Instructions for the task:
Go through the listing and pick out each line with the word "Meeting" in it.

Provided data:
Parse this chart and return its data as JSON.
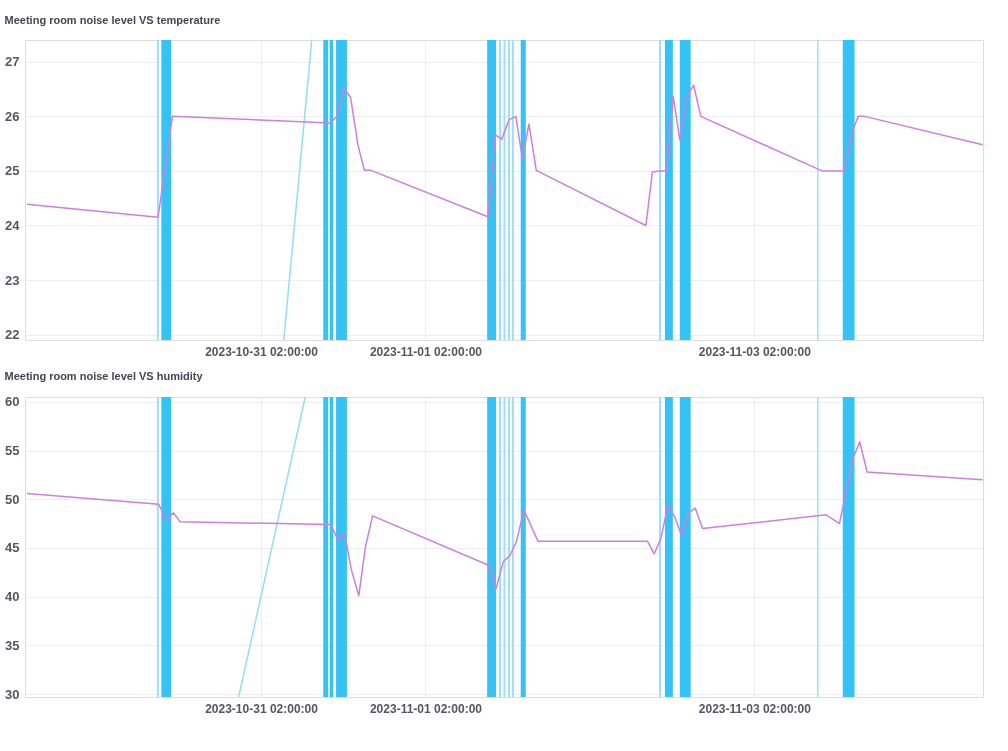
{
  "chart_data": [
    {
      "type": "line",
      "title": "Meeting room noise level VS temperature",
      "grid": true,
      "xlim": [
        "2023-10-29T15:33",
        "2023-11-04T11:22"
      ],
      "xticks": [
        {
          "value": "2023-10-31T02:00",
          "label": "2023-10-31 02:00:00"
        },
        {
          "value": "2023-11-01T02:00",
          "label": "2023-11-01 02:00:00"
        },
        {
          "value": "2023-11-03T02:00",
          "label": "2023-11-03 02:00:00"
        }
      ],
      "ylim": [
        21.9,
        27.4
      ],
      "yticks": [
        22,
        23,
        24,
        25,
        26,
        27
      ],
      "bands": [
        {
          "axis": "x",
          "from": "2023-10-30T10:48",
          "to": "2023-10-30T11:05",
          "color": "#9ddff8"
        },
        {
          "axis": "x",
          "from": "2023-10-30T11:27",
          "to": "2023-10-30T12:53",
          "color": "#35c2f4"
        },
        {
          "axis": "x",
          "from": "2023-10-31T11:05",
          "to": "2023-10-31T11:48",
          "color": "#35c2f4"
        },
        {
          "axis": "x",
          "from": "2023-10-31T12:01",
          "to": "2023-10-31T12:31",
          "color": "#35c2f4"
        },
        {
          "axis": "x",
          "from": "2023-10-31T12:57",
          "to": "2023-10-31T14:32",
          "color": "#35c2f4"
        },
        {
          "axis": "x",
          "from": "2023-11-01T11:00",
          "to": "2023-11-01T12:18",
          "color": "#35c2f4"
        },
        {
          "axis": "x",
          "from": "2023-11-01T12:44",
          "to": "2023-11-01T13:01",
          "color": "#9ddff8"
        },
        {
          "axis": "x",
          "from": "2023-11-01T13:23",
          "to": "2023-11-01T13:40",
          "color": "#9ddff8"
        },
        {
          "axis": "x",
          "from": "2023-11-01T14:02",
          "to": "2023-11-01T14:19",
          "color": "#9ddff8"
        },
        {
          "axis": "x",
          "from": "2023-11-01T14:37",
          "to": "2023-11-01T14:54",
          "color": "#9ddff8"
        },
        {
          "axis": "x",
          "from": "2023-11-01T15:54",
          "to": "2023-11-01T16:38",
          "color": "#35c2f4"
        },
        {
          "axis": "x",
          "from": "2023-11-02T12:05",
          "to": "2023-11-02T12:22",
          "color": "#9ddff8"
        },
        {
          "axis": "x",
          "from": "2023-11-02T12:57",
          "to": "2023-11-02T14:06",
          "color": "#35c2f4"
        },
        {
          "axis": "x",
          "from": "2023-11-02T15:07",
          "to": "2023-11-02T16:42",
          "color": "#35c2f4"
        },
        {
          "axis": "x",
          "from": "2023-11-03T11:09",
          "to": "2023-11-03T11:22",
          "color": "#9ddff8"
        },
        {
          "axis": "x",
          "from": "2023-11-03T14:54",
          "to": "2023-11-03T16:37",
          "color": "#35c2f4"
        }
      ],
      "series": [
        {
          "type": "line",
          "color": "#94dcf7",
          "x": [
            "2023-10-31T05:19",
            "2023-10-31T09:24"
          ],
          "values": [
            21.9,
            27.4
          ]
        },
        {
          "color": "#cc80dd",
          "x": [
            "2023-10-29T15:50",
            "2023-10-30T10:58",
            "2023-10-30T13:04",
            "2023-10-31T12:03",
            "2023-10-31T13:06",
            "2023-10-31T14:04",
            "2023-10-31T15:04",
            "2023-10-31T16:08",
            "2023-10-31T17:05",
            "2023-10-31T18:03",
            "2023-11-01T11:06",
            "2023-11-01T12:12",
            "2023-11-01T13:08",
            "2023-11-01T14:13",
            "2023-11-01T15:11",
            "2023-11-01T16:09",
            "2023-11-01T17:06",
            "2023-11-01T18:10",
            "2023-11-02T10:10",
            "2023-11-02T11:07",
            "2023-11-02T12:05",
            "2023-11-02T13:12",
            "2023-11-02T14:09",
            "2023-11-02T15:07",
            "2023-11-02T16:10",
            "2023-11-02T17:08",
            "2023-11-02T18:11",
            "2023-11-03T11:52",
            "2023-11-03T15:08",
            "2023-11-03T16:11",
            "2023-11-03T17:09",
            "2023-11-03T18:06",
            "2023-11-04T11:19"
          ],
          "values": [
            24.39,
            24.15,
            26.0,
            25.88,
            26.0,
            26.52,
            26.35,
            25.48,
            25.01,
            25.01,
            24.16,
            25.66,
            25.58,
            25.94,
            26.0,
            25.22,
            25.86,
            25.01,
            24.0,
            24.98,
            25.0,
            25.0,
            26.37,
            25.57,
            26.37,
            26.57,
            26.0,
            25.0,
            25.0,
            25.68,
            26.0,
            26.0,
            25.48
          ]
        }
      ]
    },
    {
      "type": "line",
      "title": "Meeting room noise level VS humidity",
      "grid": true,
      "xlim": [
        "2023-10-29T15:33",
        "2023-11-04T11:22"
      ],
      "xticks": [
        {
          "value": "2023-10-31T02:00",
          "label": "2023-10-31 02:00:00"
        },
        {
          "value": "2023-11-01T02:00",
          "label": "2023-11-01 02:00:00"
        },
        {
          "value": "2023-11-03T02:00",
          "label": "2023-11-03 02:00:00"
        }
      ],
      "ylim": [
        29.7,
        60.5
      ],
      "yticks": [
        30,
        35,
        40,
        45,
        50,
        55,
        60
      ],
      "bands": [
        {
          "axis": "x",
          "from": "2023-10-30T10:48",
          "to": "2023-10-30T11:05",
          "color": "#9ddff8"
        },
        {
          "axis": "x",
          "from": "2023-10-30T11:27",
          "to": "2023-10-30T12:53",
          "color": "#35c2f4"
        },
        {
          "axis": "x",
          "from": "2023-10-31T11:05",
          "to": "2023-10-31T11:48",
          "color": "#35c2f4"
        },
        {
          "axis": "x",
          "from": "2023-10-31T12:01",
          "to": "2023-10-31T12:31",
          "color": "#35c2f4"
        },
        {
          "axis": "x",
          "from": "2023-10-31T12:57",
          "to": "2023-10-31T14:32",
          "color": "#35c2f4"
        },
        {
          "axis": "x",
          "from": "2023-11-01T11:00",
          "to": "2023-11-01T12:18",
          "color": "#35c2f4"
        },
        {
          "axis": "x",
          "from": "2023-11-01T12:44",
          "to": "2023-11-01T13:01",
          "color": "#9ddff8"
        },
        {
          "axis": "x",
          "from": "2023-11-01T13:23",
          "to": "2023-11-01T13:40",
          "color": "#9ddff8"
        },
        {
          "axis": "x",
          "from": "2023-11-01T14:02",
          "to": "2023-11-01T14:19",
          "color": "#9ddff8"
        },
        {
          "axis": "x",
          "from": "2023-11-01T14:37",
          "to": "2023-11-01T14:54",
          "color": "#9ddff8"
        },
        {
          "axis": "x",
          "from": "2023-11-01T15:54",
          "to": "2023-11-01T16:38",
          "color": "#35c2f4"
        },
        {
          "axis": "x",
          "from": "2023-11-02T12:05",
          "to": "2023-11-02T12:22",
          "color": "#9ddff8"
        },
        {
          "axis": "x",
          "from": "2023-11-02T12:57",
          "to": "2023-11-02T14:06",
          "color": "#35c2f4"
        },
        {
          "axis": "x",
          "from": "2023-11-02T15:07",
          "to": "2023-11-02T16:42",
          "color": "#35c2f4"
        },
        {
          "axis": "x",
          "from": "2023-11-03T11:09",
          "to": "2023-11-03T11:22",
          "color": "#9ddff8"
        },
        {
          "axis": "x",
          "from": "2023-11-03T14:54",
          "to": "2023-11-03T16:37",
          "color": "#35c2f4"
        }
      ],
      "series": [
        {
          "type": "line",
          "color": "#94dcf7",
          "x": [
            "2023-10-30T22:44",
            "2023-10-31T08:27"
          ],
          "values": [
            29.7,
            60.5
          ]
        },
        {
          "color": "#cc80dd",
          "x": [
            "2023-10-29T15:50",
            "2023-10-30T11:03",
            "2023-10-30T12:10",
            "2023-10-30T13:13",
            "2023-10-30T14:11",
            "2023-10-31T12:11",
            "2023-10-31T13:14",
            "2023-10-31T14:12",
            "2023-10-31T15:10",
            "2023-10-31T16:16",
            "2023-10-31T17:14",
            "2023-10-31T18:17",
            "2023-11-01T11:18",
            "2023-11-01T12:18",
            "2023-11-01T13:21",
            "2023-11-01T14:19",
            "2023-11-01T15:17",
            "2023-11-01T16:23",
            "2023-11-01T18:24",
            "2023-11-02T10:24",
            "2023-11-02T11:22",
            "2023-11-02T12:20",
            "2023-11-02T13:23",
            "2023-11-02T14:23",
            "2023-11-02T15:21",
            "2023-11-02T16:25",
            "2023-11-02T17:22",
            "2023-11-02T18:26",
            "2023-11-03T12:29",
            "2023-11-03T14:25",
            "2023-11-03T16:26",
            "2023-11-03T17:23",
            "2023-11-03T18:27",
            "2023-11-04T11:19"
          ],
          "values": [
            50.6,
            49.5,
            47.9,
            48.6,
            47.7,
            47.4,
            45.8,
            46.5,
            42.8,
            40.1,
            45.1,
            48.3,
            43.2,
            40.8,
            43.6,
            44.2,
            45.7,
            48.9,
            45.7,
            45.7,
            44.4,
            45.9,
            49.4,
            48.2,
            46.3,
            48.6,
            49.1,
            47.0,
            48.4,
            47.5,
            54.3,
            55.9,
            52.8,
            52.0
          ]
        }
      ]
    }
  ]
}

Complete response:
      "title": "Meeting room noise level VS temperature",
      "title": "Meeting room noise level VS humidity",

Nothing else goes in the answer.